Records from a data collection
━━━━━━

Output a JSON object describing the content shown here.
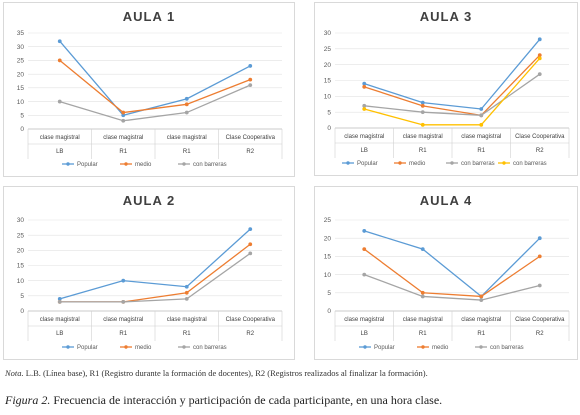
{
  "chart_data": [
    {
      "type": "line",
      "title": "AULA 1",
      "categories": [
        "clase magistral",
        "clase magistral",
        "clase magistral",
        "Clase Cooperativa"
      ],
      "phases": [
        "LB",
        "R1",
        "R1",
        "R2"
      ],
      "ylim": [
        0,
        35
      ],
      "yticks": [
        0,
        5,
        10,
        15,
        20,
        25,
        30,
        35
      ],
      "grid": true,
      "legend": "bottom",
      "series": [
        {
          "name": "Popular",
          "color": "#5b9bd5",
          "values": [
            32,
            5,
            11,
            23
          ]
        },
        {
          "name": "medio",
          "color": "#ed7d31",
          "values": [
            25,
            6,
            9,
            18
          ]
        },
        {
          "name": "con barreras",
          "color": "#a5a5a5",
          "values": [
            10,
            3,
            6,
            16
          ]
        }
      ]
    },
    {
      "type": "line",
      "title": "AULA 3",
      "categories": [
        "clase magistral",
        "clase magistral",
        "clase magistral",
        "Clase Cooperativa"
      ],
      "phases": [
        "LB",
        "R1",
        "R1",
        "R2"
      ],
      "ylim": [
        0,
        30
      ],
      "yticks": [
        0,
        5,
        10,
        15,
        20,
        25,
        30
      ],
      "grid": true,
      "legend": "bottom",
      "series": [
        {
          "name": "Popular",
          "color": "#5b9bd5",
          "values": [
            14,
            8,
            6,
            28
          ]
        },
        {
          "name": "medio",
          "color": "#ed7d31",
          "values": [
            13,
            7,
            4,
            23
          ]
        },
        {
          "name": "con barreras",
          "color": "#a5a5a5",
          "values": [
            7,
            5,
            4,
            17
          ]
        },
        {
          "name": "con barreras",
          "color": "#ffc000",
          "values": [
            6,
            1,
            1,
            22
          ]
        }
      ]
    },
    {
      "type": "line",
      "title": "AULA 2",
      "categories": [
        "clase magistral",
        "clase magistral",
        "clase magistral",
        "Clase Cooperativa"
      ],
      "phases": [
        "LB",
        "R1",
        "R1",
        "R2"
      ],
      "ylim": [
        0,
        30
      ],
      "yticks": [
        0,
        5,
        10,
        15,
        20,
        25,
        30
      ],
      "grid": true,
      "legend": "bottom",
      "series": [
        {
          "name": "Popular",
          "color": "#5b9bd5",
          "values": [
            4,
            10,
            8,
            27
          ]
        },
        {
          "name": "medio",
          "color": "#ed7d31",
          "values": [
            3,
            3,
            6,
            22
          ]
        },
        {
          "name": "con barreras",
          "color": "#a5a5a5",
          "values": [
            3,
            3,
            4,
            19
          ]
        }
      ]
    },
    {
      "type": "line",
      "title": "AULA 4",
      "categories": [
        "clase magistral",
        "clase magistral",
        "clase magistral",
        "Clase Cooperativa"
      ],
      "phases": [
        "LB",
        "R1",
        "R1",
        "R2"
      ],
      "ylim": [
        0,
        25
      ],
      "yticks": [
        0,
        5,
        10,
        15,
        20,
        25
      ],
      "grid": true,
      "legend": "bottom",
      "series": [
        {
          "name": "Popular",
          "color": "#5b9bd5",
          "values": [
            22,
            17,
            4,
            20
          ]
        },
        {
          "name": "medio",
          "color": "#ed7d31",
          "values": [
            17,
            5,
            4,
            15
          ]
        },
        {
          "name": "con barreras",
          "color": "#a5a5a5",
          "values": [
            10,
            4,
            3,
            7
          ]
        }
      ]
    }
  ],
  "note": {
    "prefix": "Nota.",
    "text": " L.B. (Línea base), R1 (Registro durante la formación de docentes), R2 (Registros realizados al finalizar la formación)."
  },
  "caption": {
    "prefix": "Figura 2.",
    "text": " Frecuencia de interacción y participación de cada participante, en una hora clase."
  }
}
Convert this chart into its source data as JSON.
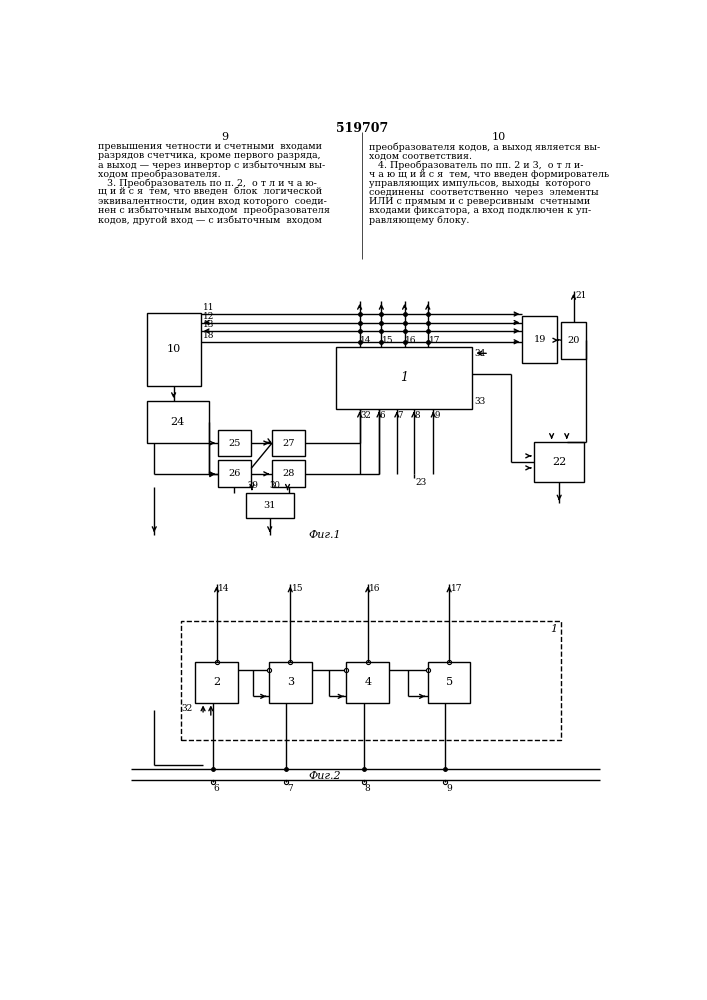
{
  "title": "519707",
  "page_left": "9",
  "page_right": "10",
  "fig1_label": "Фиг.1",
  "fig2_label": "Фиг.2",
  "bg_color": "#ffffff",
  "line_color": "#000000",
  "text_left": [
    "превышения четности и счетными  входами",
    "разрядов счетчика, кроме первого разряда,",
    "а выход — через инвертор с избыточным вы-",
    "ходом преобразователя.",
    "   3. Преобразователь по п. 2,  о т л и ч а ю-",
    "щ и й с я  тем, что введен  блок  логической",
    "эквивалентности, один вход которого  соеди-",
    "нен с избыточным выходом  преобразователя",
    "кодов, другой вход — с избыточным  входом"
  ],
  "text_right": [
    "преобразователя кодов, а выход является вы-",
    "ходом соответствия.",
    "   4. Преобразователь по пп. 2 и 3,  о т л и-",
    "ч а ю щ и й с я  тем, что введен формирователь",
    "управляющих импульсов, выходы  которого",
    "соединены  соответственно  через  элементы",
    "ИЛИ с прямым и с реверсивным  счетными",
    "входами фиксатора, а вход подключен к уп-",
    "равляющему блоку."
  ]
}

━━━━━━

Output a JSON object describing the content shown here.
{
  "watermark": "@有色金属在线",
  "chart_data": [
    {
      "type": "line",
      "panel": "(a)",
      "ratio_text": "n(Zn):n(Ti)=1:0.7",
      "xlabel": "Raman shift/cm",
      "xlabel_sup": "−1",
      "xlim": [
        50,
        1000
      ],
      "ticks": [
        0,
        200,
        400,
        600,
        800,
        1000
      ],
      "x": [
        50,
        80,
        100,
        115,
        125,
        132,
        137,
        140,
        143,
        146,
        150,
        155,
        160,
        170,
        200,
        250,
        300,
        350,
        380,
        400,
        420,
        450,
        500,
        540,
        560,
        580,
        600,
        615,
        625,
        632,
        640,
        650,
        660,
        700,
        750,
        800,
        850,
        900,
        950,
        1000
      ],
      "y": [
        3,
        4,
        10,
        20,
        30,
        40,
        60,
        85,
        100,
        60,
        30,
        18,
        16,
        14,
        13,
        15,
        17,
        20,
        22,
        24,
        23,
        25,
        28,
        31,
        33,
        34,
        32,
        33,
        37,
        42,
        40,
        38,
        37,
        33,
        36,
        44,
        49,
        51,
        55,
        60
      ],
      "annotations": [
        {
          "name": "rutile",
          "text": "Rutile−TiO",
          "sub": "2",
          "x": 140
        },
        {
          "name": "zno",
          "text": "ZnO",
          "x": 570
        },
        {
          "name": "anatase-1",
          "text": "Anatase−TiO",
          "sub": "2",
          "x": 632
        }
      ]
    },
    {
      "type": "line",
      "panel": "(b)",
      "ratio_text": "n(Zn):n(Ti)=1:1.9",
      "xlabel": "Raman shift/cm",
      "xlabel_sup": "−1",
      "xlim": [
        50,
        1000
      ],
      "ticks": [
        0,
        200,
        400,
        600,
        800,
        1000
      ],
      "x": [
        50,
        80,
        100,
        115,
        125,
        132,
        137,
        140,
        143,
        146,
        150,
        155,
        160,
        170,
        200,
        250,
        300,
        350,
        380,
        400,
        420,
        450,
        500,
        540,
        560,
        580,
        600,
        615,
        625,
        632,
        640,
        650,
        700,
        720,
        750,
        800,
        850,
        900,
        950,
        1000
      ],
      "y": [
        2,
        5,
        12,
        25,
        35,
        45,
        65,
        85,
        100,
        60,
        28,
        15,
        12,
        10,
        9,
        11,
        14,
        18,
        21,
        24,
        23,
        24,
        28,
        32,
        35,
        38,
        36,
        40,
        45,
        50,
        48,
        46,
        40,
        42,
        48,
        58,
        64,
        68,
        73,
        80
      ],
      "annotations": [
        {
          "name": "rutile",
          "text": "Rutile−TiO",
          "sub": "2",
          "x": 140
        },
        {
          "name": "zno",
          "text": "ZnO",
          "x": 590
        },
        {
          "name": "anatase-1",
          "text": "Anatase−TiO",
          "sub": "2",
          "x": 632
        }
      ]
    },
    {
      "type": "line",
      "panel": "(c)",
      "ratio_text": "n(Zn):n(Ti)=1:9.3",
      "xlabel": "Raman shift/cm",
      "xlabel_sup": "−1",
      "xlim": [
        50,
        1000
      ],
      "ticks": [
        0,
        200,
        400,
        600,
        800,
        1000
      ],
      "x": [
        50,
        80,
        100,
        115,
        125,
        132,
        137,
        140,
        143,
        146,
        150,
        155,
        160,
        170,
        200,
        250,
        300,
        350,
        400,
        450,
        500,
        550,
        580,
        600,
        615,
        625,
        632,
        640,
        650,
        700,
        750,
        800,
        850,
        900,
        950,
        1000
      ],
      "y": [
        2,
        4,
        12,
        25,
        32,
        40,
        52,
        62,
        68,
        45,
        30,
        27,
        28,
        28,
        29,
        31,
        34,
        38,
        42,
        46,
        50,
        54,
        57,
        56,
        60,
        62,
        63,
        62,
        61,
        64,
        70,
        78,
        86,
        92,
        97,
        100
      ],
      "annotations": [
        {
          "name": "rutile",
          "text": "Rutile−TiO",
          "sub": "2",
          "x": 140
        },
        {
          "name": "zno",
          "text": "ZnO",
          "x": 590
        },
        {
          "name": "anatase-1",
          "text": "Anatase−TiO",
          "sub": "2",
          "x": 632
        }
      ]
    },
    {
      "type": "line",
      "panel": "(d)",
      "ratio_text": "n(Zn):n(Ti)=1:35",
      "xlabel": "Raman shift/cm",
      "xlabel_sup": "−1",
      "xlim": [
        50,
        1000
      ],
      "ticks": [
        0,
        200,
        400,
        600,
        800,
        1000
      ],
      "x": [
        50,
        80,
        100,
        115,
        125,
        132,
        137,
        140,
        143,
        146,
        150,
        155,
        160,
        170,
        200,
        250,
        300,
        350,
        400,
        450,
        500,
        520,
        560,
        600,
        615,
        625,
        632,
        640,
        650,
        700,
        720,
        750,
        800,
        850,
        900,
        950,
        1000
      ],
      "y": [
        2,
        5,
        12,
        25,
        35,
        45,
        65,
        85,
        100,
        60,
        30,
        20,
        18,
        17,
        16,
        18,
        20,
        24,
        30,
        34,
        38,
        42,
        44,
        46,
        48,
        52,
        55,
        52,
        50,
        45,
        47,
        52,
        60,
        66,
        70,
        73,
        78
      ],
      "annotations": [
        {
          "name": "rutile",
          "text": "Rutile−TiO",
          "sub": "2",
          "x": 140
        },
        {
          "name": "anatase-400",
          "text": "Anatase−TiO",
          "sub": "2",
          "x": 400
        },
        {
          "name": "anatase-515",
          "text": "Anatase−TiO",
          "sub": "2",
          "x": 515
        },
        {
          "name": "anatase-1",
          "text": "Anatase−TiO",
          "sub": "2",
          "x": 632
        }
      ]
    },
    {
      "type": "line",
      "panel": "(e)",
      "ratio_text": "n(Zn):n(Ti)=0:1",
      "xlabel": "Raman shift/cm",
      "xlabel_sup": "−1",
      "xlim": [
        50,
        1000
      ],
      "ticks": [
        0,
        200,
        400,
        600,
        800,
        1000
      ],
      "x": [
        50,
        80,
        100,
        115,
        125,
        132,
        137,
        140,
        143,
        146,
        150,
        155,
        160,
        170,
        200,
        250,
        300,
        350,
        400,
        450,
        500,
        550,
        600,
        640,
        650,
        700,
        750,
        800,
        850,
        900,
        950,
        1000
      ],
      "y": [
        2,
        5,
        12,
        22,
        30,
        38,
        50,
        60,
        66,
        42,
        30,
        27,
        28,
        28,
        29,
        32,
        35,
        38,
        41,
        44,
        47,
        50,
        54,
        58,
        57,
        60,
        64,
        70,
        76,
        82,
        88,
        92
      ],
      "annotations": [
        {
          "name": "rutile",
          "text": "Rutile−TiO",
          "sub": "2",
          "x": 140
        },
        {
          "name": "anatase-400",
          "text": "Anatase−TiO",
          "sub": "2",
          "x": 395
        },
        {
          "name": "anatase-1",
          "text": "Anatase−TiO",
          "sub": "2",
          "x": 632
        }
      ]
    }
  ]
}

━━━━━━

### AIM
The word "panel" may appear on some lines of these records; state how many such lines there are, and nothing else.

### COMPLETE RESPONSE
5